Your objective -
Using the records provided below, locate and copy each line that contains the word "pattern".
┌─ Input rows
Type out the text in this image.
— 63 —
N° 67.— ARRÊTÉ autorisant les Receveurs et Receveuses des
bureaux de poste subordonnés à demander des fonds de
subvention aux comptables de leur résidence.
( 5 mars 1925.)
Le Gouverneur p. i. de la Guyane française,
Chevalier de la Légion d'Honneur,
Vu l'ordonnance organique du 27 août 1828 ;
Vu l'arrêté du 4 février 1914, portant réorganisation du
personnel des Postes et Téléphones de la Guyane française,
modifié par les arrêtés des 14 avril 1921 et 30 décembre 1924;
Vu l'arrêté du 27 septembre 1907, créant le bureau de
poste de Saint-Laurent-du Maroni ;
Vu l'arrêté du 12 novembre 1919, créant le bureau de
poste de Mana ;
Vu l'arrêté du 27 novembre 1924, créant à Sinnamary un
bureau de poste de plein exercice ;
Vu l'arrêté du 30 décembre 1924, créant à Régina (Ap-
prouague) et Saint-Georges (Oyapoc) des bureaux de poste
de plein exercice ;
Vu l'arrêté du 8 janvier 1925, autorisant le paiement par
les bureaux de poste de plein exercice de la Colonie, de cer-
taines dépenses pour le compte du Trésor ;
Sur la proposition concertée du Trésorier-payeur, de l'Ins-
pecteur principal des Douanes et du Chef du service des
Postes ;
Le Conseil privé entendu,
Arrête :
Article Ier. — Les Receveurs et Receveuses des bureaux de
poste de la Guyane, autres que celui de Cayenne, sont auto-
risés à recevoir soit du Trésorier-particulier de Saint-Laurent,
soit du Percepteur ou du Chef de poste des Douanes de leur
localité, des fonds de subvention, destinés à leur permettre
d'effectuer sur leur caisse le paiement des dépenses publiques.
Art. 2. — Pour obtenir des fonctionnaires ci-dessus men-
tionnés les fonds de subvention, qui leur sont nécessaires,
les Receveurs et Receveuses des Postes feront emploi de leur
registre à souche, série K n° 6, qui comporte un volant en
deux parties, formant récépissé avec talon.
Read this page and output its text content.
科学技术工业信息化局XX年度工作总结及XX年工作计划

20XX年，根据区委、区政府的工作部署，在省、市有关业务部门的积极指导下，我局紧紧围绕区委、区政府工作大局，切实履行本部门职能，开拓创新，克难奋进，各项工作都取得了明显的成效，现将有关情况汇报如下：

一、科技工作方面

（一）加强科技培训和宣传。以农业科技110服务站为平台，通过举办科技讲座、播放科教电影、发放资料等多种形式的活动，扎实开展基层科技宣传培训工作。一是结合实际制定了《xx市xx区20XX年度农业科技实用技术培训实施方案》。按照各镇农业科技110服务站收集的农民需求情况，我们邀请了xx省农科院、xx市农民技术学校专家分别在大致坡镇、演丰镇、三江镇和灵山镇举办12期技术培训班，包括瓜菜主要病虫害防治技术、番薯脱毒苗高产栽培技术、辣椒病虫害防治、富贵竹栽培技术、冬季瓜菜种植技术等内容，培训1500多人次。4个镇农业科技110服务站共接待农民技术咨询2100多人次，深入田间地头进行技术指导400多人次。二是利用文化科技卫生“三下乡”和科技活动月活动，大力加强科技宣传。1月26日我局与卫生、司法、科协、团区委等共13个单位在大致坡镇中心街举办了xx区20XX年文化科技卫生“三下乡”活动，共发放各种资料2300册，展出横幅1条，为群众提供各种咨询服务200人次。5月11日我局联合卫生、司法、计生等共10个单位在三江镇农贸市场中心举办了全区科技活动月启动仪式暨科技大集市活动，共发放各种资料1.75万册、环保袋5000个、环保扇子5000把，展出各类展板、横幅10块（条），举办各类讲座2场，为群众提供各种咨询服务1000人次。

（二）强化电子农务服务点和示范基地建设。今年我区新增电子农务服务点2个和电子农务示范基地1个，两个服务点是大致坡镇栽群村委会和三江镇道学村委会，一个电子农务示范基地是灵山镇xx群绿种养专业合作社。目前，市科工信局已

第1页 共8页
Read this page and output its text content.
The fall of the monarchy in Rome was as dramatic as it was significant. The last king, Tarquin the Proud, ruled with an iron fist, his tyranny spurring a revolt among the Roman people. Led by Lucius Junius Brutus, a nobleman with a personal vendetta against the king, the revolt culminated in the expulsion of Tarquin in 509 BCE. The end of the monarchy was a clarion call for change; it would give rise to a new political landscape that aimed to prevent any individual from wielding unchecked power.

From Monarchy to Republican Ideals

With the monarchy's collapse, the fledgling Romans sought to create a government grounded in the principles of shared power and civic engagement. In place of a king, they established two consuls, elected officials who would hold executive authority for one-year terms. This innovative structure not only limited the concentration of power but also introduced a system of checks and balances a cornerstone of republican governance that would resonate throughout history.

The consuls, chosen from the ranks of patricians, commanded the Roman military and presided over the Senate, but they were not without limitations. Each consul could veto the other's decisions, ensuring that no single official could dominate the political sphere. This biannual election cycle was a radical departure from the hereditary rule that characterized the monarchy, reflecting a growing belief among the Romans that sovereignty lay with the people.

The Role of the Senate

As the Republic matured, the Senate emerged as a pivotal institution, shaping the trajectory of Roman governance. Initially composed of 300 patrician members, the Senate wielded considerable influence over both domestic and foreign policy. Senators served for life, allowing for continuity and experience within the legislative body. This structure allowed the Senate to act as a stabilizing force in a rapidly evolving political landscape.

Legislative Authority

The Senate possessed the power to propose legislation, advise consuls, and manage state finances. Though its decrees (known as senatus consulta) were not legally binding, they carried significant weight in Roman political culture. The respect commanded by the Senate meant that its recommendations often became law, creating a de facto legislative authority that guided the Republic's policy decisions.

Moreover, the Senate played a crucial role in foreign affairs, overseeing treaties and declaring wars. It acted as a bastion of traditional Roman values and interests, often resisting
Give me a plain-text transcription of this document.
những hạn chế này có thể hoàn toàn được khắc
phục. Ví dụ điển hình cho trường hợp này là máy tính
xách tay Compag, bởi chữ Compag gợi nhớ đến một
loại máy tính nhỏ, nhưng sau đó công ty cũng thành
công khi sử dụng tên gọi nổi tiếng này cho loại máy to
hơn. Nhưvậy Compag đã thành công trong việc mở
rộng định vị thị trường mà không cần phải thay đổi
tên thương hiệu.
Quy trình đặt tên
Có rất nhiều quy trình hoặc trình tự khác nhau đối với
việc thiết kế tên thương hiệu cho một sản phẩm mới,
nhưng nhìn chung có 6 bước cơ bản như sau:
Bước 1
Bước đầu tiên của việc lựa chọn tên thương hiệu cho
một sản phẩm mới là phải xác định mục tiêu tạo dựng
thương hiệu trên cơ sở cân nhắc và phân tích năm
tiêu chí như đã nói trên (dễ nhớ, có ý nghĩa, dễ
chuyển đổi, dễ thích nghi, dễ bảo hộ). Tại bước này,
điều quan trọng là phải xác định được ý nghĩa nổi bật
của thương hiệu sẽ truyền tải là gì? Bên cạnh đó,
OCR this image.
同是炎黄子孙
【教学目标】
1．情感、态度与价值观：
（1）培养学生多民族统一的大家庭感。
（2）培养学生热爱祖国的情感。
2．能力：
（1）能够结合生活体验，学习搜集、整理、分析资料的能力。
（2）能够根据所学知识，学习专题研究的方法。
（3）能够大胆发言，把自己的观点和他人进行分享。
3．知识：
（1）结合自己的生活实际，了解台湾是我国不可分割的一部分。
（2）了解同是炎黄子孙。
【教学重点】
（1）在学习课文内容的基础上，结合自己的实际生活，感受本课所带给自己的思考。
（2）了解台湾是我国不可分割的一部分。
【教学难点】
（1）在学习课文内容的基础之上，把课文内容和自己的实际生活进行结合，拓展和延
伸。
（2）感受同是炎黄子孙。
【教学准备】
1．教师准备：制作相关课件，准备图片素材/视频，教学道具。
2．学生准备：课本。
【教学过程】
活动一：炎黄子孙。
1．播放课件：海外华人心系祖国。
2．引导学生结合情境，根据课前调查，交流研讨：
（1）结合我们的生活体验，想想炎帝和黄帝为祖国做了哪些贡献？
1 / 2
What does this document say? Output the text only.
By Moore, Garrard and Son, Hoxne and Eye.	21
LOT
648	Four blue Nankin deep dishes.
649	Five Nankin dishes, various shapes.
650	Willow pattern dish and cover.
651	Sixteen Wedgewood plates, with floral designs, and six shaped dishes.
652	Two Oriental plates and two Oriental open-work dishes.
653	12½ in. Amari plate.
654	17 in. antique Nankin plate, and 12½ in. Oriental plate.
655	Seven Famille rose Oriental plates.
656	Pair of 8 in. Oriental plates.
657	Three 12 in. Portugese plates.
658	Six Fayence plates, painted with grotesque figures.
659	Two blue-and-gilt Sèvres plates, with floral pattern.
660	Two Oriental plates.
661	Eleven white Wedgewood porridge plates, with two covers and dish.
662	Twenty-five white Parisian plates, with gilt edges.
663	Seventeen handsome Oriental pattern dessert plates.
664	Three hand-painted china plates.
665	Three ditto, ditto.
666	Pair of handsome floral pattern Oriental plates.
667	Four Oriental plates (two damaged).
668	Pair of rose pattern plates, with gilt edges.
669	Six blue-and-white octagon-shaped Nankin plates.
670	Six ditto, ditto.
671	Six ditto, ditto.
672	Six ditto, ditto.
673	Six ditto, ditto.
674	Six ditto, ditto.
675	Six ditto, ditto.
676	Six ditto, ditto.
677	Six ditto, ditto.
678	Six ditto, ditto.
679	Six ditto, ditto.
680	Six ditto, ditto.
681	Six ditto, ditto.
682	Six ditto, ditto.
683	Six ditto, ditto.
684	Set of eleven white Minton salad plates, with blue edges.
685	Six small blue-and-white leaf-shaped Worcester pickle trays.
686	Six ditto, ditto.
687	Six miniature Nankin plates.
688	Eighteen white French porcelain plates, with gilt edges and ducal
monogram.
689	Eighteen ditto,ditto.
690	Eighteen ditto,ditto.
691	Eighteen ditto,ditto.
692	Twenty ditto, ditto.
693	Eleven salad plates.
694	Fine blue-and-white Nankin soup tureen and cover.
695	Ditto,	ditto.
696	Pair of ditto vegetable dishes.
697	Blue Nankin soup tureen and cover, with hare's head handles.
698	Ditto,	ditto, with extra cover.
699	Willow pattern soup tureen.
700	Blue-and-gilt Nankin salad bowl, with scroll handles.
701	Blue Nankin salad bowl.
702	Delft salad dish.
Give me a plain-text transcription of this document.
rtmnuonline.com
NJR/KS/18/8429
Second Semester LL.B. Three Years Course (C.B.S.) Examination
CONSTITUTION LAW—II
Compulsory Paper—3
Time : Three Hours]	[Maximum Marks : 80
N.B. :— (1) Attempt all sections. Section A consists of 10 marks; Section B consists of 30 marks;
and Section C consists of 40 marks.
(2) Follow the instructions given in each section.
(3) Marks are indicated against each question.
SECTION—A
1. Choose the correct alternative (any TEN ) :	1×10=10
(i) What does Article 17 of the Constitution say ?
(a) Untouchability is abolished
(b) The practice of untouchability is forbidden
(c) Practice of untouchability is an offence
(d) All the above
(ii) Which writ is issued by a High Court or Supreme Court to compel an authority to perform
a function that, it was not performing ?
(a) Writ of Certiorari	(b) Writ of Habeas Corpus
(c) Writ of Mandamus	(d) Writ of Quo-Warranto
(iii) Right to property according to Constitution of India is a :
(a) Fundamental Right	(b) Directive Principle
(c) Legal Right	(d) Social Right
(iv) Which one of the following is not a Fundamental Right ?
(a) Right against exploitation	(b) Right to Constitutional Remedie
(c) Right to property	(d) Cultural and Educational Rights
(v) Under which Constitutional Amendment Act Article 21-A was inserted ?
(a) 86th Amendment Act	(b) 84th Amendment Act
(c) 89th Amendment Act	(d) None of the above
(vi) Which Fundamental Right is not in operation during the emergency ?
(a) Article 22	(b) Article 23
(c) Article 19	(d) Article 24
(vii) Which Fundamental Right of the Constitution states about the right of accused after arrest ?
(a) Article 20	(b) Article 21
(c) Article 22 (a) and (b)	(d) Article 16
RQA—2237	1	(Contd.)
└─
Exercise result -
650	Willow pattern dish and cover.
659	Two blue-and-gilt Sèvres plates, with floral pattern.
663	Seventeen handsome Oriental pattern dessert plates.
666	Pair of handsome floral pattern Oriental plates.
668	Pair of rose pattern plates, with gilt edges.
699	Willow pattern soup tureen.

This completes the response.